§ **WORK TO COMPLETE**
Reproduce the lines of the listing below word for word.

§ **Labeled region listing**
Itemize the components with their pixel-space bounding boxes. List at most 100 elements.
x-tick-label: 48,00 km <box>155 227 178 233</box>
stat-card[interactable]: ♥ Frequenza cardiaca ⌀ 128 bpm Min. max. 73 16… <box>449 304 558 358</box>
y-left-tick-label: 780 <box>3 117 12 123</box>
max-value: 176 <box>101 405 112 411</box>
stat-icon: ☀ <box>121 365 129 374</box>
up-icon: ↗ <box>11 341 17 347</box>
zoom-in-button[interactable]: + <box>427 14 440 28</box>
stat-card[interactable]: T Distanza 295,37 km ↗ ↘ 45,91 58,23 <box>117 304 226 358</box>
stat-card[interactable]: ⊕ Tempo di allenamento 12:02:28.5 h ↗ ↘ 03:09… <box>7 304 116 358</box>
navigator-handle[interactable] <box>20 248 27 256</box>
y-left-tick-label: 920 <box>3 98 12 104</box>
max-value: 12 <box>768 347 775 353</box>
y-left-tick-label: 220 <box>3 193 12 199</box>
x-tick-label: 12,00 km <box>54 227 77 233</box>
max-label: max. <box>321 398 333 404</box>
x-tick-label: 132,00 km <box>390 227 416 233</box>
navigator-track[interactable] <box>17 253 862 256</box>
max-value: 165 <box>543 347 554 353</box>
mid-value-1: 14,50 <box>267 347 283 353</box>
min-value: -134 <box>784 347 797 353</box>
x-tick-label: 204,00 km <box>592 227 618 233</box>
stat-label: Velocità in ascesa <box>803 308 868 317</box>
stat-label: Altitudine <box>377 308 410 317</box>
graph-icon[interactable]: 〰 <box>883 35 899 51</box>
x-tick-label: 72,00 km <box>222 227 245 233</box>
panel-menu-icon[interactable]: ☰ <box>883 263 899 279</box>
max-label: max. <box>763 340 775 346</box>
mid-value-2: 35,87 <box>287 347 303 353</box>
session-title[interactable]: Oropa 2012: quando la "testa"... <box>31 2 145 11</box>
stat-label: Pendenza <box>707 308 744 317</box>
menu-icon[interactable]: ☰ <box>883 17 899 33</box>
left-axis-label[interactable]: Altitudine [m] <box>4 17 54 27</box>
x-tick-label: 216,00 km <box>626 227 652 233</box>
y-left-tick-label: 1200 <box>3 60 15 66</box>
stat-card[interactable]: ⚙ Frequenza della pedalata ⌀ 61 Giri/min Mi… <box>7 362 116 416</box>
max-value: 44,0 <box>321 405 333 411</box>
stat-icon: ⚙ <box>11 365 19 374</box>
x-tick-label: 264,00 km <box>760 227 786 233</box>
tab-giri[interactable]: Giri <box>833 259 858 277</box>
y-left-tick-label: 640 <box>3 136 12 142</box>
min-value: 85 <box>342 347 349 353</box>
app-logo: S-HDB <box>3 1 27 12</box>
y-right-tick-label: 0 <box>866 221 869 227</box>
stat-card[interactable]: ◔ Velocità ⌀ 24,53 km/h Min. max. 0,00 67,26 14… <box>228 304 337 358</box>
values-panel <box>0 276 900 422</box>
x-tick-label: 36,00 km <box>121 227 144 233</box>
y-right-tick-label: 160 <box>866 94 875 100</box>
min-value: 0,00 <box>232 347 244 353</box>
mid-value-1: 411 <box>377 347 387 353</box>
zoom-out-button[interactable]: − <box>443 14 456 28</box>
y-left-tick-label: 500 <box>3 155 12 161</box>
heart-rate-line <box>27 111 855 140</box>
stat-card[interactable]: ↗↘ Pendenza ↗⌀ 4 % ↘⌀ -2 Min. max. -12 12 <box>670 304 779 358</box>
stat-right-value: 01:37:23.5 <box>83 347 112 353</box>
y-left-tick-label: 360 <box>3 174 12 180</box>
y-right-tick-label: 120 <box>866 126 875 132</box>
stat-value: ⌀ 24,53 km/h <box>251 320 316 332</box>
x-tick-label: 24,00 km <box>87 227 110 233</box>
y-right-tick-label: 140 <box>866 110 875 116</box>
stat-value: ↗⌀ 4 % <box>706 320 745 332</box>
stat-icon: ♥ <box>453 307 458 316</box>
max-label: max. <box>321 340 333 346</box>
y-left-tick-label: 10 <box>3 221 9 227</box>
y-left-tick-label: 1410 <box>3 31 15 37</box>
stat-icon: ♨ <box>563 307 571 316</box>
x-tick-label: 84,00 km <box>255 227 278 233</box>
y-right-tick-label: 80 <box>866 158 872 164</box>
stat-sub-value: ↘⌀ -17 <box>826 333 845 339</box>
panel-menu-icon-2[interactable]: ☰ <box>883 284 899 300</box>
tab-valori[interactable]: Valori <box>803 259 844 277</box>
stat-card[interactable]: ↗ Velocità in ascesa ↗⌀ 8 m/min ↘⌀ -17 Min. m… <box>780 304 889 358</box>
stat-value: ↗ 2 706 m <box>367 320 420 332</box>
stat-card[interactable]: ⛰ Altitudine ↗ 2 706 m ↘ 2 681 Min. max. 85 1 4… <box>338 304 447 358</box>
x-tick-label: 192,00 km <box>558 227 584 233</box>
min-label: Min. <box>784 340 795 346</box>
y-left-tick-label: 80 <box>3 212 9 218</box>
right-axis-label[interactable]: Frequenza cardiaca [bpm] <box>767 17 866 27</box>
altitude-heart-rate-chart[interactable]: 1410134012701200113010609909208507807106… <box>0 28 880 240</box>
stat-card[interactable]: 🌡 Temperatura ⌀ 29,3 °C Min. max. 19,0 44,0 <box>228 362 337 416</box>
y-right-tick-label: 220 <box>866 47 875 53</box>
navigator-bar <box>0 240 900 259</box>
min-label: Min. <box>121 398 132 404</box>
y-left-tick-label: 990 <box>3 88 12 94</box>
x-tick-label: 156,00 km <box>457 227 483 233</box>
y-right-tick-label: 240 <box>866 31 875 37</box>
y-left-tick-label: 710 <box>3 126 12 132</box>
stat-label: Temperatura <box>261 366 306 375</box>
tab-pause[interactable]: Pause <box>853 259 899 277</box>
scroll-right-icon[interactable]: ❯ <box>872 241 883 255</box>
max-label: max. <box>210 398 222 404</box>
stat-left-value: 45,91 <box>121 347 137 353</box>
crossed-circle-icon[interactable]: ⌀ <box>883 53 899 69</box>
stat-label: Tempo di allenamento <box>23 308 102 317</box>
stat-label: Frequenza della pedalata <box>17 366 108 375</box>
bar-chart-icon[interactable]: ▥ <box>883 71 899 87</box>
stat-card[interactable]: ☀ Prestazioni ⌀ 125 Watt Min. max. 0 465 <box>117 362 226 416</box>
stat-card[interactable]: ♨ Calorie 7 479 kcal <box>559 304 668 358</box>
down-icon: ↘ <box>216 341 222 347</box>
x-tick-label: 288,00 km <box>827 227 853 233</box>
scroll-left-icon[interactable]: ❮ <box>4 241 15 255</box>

§ **EXERCISE SOLUTION**
Itemize the components with their pixel-space bounding boxes. List at most 100 elements.
x-tick-label: 48,00 km <box>155 227 178 233</box>
stat-card[interactable]: ♥ Frequenza cardiaca ⌀ 128 bpm Min. max. 73 16… <box>449 304 558 358</box>
y-left-tick-label: 780 <box>3 117 12 123</box>
max-value: 176 <box>101 405 112 411</box>
stat-icon: ☀ <box>121 365 129 374</box>
up-icon: ↗ <box>11 341 17 347</box>
zoom-in-button[interactable]: + <box>427 14 440 28</box>
stat-card[interactable]: T Distanza 295,37 km ↗ ↘ 45,91 58,23 <box>117 304 226 358</box>
stat-card[interactable]: ⊕ Tempo di allenamento 12:02:28.5 h ↗ ↘ 03:09… <box>7 304 116 358</box>
navigator-handle[interactable] <box>20 248 27 256</box>
y-left-tick-label: 920 <box>3 98 12 104</box>
max-value: 12 <box>768 347 775 353</box>
y-left-tick-label: 220 <box>3 193 12 199</box>
x-tick-label: 12,00 km <box>54 227 77 233</box>
max-label: max. <box>321 398 333 404</box>
x-tick-label: 132,00 km <box>390 227 416 233</box>
navigator-track[interactable] <box>17 253 862 256</box>
max-value: 165 <box>543 347 554 353</box>
mid-value-1: 14,50 <box>267 347 283 353</box>
min-value: -134 <box>784 347 797 353</box>
x-tick-label: 204,00 km <box>592 227 618 233</box>
stat-label: Velocità in ascesa <box>803 308 868 317</box>
stat-label: Altitudine <box>377 308 410 317</box>
graph-icon[interactable]: 〰 <box>883 35 899 51</box>
x-tick-label: 72,00 km <box>222 227 245 233</box>
panel-menu-icon[interactable]: ☰ <box>883 263 899 279</box>
max-label: max. <box>763 340 775 346</box>
mid-value-2: 35,87 <box>287 347 303 353</box>
session-title[interactable]: Oropa 2012: quando la "testa"... <box>31 2 145 11</box>
stat-label: Pendenza <box>707 308 744 317</box>
menu-icon[interactable]: ☰ <box>883 17 899 33</box>
left-axis-label[interactable]: Altitudine [m] <box>4 17 54 27</box>
x-tick-label: 216,00 km <box>626 227 652 233</box>
y-left-tick-label: 1200 <box>3 60 15 66</box>
stat-card[interactable]: ⚙ Frequenza della pedalata ⌀ 61 Giri/min Mi… <box>7 362 116 416</box>
max-value: 44,0 <box>321 405 333 411</box>
stat-icon: ⚙ <box>11 365 19 374</box>
x-tick-label: 264,00 km <box>760 227 786 233</box>
tab-giri[interactable]: Giri <box>833 259 858 277</box>
y-left-tick-label: 640 <box>3 136 12 142</box>
min-value: 85 <box>342 347 349 353</box>
app-logo: S-HDB <box>3 1 27 12</box>
y-right-tick-label: 0 <box>866 221 869 227</box>
stat-card[interactable]: ◔ Velocità ⌀ 24,53 km/h Min. max. 0,00 67,26 14… <box>228 304 337 358</box>
values-panel <box>0 276 900 422</box>
x-tick-label: 36,00 km <box>121 227 144 233</box>
y-right-tick-label: 160 <box>866 94 875 100</box>
min-value: 0,00 <box>232 347 244 353</box>
mid-value-1: 411 <box>377 347 387 353</box>
zoom-out-button[interactable]: − <box>443 14 456 28</box>
y-left-tick-label: 500 <box>3 155 12 161</box>
heart-rate-line <box>27 111 855 140</box>
stat-card[interactable]: ↗↘ Pendenza ↗⌀ 4 % ↘⌀ -2 Min. max. -12 12 <box>670 304 779 358</box>
stat-right-value: 01:37:23.5 <box>83 347 112 353</box>
y-left-tick-label: 360 <box>3 174 12 180</box>
y-right-tick-label: 120 <box>866 126 875 132</box>
stat-value: ⌀ 24,53 km/h <box>251 320 316 332</box>
x-tick-label: 24,00 km <box>87 227 110 233</box>
y-right-tick-label: 140 <box>866 110 875 116</box>
stat-value: ↗⌀ 4 % <box>706 320 745 332</box>
stat-icon: ♥ <box>453 307 458 316</box>
max-label: max. <box>321 340 333 346</box>
y-left-tick-label: 10 <box>3 221 9 227</box>
y-left-tick-label: 1410 <box>3 31 15 37</box>
stat-icon: ♨ <box>563 307 571 316</box>
x-tick-label: 84,00 km <box>255 227 278 233</box>
y-right-tick-label: 80 <box>866 158 872 164</box>
stat-sub-value: ↘⌀ -17 <box>826 333 845 339</box>
panel-menu-icon-2[interactable]: ☰ <box>883 284 899 300</box>
tab-valori[interactable]: Valori <box>803 259 844 277</box>
stat-card[interactable]: ↗ Velocità in ascesa ↗⌀ 8 m/min ↘⌀ -17 Min. m… <box>780 304 889 358</box>
stat-value: ↗ 2 706 m <box>367 320 420 332</box>
stat-card[interactable]: ⛰ Altitudine ↗ 2 706 m ↘ 2 681 Min. max. 85 1 4… <box>338 304 447 358</box>
x-tick-label: 192,00 km <box>558 227 584 233</box>
min-label: Min. <box>784 340 795 346</box>
y-left-tick-label: 80 <box>3 212 9 218</box>
right-axis-label[interactable]: Frequenza cardiaca [bpm] <box>767 17 866 27</box>
altitude-heart-rate-chart[interactable]: 1410134012701200113010609909208507807106… <box>0 28 880 240</box>
stat-card[interactable]: 🌡 Temperatura ⌀ 29,3 °C Min. max. 19,0 44,0 <box>228 362 337 416</box>
y-right-tick-label: 220 <box>866 47 875 53</box>
navigator-bar <box>0 240 900 259</box>
min-label: Min. <box>121 398 132 404</box>
y-left-tick-label: 990 <box>3 88 12 94</box>
x-tick-label: 156,00 km <box>457 227 483 233</box>
y-right-tick-label: 240 <box>866 31 875 37</box>
y-left-tick-label: 710 <box>3 126 12 132</box>
stat-label: Temperatura <box>261 366 306 375</box>
tab-pause[interactable]: Pause <box>853 259 899 277</box>
scroll-right-icon[interactable]: ❯ <box>872 241 883 255</box>
max-label: max. <box>210 398 222 404</box>
stat-left-value: 45,91 <box>121 347 137 353</box>
crossed-circle-icon[interactable]: ⌀ <box>883 53 899 69</box>
stat-label: Tempo di allenamento <box>23 308 102 317</box>
stat-label: Frequenza della pedalata <box>17 366 108 375</box>
bar-chart-icon[interactable]: ▥ <box>883 71 899 87</box>
stat-card[interactable]: ☀ Prestazioni ⌀ 125 Watt Min. max. 0 465 <box>117 362 226 416</box>
stat-card[interactable]: ♨ Calorie 7 479 kcal <box>559 304 668 358</box>
down-icon: ↘ <box>216 341 222 347</box>
x-tick-label: 288,00 km <box>827 227 853 233</box>
scroll-left-icon[interactable]: ❮ <box>4 241 15 255</box>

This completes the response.